# [Written task]
From the records below, copy every line that contains the word "xlabel".

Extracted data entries
────────

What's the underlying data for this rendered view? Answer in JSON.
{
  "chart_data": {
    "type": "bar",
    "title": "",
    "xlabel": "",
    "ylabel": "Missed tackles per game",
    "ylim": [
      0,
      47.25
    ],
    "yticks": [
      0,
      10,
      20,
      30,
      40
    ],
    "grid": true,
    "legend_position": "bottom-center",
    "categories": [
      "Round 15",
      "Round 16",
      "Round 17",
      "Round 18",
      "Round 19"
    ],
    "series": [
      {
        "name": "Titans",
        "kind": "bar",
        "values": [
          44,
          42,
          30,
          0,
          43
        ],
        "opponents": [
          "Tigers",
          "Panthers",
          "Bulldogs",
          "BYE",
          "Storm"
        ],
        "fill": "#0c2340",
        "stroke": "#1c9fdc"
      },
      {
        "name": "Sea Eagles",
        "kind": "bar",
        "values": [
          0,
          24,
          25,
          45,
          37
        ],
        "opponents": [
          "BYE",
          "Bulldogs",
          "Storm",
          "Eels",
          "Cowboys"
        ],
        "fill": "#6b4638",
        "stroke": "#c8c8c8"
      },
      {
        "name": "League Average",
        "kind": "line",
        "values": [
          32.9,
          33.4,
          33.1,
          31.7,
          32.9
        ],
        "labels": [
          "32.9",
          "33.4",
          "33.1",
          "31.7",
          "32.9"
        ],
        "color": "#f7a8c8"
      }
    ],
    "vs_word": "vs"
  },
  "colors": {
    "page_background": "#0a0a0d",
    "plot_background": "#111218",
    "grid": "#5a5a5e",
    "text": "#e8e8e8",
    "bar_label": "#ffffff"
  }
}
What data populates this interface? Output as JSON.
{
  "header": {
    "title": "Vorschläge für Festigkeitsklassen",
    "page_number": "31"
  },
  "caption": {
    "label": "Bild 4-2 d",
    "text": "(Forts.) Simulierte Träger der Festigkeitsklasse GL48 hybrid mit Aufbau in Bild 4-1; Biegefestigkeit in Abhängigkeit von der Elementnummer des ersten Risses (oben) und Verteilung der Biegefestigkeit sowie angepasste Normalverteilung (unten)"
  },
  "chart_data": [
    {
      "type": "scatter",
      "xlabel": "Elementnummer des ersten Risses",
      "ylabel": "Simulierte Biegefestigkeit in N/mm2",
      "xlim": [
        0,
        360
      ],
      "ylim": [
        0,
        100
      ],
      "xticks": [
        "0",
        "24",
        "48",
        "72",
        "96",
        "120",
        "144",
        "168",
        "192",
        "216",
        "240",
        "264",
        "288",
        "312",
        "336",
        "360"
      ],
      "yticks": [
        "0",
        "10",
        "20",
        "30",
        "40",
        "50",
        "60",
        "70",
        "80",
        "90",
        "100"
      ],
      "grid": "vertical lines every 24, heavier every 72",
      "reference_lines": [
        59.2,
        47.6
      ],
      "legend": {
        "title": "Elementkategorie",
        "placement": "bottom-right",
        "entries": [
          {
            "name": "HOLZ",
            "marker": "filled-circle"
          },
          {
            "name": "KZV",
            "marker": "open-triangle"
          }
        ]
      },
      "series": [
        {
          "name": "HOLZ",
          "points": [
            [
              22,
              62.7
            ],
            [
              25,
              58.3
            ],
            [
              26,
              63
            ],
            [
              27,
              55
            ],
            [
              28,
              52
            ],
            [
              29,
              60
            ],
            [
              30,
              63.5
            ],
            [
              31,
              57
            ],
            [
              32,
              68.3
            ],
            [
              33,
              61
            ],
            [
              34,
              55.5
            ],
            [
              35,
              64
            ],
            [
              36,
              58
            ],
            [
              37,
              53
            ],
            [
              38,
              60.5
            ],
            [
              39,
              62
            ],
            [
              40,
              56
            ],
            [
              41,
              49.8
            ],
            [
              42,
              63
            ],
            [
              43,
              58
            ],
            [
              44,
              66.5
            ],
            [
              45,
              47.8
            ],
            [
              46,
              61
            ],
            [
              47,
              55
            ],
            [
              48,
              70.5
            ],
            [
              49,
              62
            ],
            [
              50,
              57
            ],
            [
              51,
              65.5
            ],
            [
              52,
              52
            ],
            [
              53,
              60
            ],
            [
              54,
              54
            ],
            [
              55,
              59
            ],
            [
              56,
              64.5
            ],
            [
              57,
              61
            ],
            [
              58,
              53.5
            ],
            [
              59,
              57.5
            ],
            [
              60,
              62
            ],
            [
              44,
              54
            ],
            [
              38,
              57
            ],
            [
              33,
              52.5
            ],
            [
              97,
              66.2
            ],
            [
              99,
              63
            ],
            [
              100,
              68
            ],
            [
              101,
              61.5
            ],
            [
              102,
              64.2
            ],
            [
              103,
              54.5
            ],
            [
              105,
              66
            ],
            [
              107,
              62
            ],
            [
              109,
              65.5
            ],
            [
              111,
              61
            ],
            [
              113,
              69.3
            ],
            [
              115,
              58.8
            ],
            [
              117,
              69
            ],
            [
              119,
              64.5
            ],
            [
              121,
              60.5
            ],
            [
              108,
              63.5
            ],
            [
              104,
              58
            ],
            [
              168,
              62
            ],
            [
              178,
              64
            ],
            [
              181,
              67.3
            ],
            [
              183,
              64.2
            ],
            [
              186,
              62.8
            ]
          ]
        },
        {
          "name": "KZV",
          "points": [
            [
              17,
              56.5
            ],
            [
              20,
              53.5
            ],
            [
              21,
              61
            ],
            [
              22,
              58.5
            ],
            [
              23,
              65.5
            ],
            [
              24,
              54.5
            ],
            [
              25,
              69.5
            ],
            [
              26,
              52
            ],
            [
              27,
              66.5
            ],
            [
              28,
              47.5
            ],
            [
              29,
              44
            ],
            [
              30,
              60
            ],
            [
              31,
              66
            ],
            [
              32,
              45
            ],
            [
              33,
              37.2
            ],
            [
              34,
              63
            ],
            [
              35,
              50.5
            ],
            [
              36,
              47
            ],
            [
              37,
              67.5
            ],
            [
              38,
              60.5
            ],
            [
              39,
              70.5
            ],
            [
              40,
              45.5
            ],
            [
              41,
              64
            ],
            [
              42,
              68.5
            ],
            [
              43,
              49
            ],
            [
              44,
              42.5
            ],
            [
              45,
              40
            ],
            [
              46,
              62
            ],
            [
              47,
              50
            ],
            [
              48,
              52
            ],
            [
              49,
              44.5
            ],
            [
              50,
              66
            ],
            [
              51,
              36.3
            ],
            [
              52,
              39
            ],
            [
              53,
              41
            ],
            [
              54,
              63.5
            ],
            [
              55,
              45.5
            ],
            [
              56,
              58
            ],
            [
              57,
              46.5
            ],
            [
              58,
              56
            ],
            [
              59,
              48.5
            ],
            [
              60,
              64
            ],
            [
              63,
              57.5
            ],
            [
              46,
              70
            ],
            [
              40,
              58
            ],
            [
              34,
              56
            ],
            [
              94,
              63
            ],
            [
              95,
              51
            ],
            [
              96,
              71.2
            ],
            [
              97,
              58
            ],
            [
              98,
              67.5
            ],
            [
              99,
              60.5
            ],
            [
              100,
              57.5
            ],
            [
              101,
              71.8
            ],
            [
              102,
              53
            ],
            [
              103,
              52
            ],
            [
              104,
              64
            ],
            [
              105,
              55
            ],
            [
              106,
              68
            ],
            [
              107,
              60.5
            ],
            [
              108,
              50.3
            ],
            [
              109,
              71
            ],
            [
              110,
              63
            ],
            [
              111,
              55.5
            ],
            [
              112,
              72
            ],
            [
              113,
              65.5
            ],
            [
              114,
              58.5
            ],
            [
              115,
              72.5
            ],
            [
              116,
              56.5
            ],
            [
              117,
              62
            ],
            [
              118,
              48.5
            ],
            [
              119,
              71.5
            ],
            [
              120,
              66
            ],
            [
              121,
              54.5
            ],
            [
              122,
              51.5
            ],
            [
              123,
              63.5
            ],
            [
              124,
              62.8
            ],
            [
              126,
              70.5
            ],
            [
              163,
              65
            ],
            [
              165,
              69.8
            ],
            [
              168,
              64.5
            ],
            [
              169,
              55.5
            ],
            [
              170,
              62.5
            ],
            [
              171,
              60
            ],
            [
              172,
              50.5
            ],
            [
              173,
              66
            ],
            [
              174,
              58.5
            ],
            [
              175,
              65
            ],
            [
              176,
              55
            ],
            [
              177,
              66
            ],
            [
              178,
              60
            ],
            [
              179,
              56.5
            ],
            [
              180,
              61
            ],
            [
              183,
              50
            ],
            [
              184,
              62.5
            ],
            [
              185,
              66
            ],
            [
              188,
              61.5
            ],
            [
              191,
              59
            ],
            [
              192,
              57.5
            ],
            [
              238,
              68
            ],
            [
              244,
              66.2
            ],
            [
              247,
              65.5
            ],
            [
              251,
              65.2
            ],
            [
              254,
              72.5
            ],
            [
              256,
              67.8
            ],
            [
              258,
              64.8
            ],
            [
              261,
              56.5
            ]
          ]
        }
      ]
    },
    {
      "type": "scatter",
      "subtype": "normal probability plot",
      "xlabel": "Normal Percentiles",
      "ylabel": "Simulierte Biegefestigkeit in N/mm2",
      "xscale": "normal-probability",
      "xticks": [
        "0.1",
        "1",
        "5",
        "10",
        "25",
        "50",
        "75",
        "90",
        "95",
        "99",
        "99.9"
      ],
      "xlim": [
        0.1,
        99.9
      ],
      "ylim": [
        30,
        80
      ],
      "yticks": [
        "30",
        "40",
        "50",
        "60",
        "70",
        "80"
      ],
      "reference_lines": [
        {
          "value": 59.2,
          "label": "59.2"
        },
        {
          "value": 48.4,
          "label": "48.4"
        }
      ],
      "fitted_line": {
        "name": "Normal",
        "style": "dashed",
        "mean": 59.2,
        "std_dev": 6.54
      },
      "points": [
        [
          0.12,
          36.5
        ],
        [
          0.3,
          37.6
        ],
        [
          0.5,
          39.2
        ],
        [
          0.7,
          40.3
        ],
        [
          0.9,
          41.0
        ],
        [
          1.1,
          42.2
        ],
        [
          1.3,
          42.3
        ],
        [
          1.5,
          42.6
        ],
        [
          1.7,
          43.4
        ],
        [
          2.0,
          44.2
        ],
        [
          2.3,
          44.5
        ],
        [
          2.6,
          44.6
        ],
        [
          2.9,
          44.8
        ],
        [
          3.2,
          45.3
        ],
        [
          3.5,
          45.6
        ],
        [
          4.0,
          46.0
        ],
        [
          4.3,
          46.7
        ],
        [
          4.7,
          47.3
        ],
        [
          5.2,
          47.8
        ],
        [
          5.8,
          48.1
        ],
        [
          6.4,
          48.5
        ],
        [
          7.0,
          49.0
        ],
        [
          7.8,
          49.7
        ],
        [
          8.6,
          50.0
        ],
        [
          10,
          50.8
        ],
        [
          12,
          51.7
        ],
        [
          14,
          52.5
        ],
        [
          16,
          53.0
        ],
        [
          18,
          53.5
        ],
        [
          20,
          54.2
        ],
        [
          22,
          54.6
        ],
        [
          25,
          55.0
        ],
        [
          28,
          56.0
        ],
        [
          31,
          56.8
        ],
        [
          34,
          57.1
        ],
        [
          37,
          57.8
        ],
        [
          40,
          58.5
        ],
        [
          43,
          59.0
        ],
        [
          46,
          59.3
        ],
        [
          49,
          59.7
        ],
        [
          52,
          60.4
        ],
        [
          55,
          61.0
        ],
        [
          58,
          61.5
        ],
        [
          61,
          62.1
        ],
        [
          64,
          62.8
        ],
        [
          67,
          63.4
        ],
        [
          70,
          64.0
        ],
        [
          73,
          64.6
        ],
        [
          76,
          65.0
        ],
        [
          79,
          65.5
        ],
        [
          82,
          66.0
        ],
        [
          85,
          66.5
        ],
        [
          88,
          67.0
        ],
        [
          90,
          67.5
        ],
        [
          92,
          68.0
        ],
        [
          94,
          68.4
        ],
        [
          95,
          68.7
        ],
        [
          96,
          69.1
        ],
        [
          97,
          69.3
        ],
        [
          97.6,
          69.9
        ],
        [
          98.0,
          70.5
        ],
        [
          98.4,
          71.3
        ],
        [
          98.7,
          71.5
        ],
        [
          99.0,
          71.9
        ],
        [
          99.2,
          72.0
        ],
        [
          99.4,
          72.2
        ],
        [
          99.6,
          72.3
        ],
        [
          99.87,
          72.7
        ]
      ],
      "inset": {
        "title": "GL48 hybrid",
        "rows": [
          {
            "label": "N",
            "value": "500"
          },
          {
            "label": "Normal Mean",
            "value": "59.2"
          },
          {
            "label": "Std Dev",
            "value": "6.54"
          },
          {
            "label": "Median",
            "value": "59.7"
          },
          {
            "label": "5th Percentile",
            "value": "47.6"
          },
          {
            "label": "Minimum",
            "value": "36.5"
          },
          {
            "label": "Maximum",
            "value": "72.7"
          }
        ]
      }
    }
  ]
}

────────

# [Output]
    "xlabel": "",
      "xlabel": "Elementnummer des ersten Risses",
      "xlabel": "Normal Percentiles",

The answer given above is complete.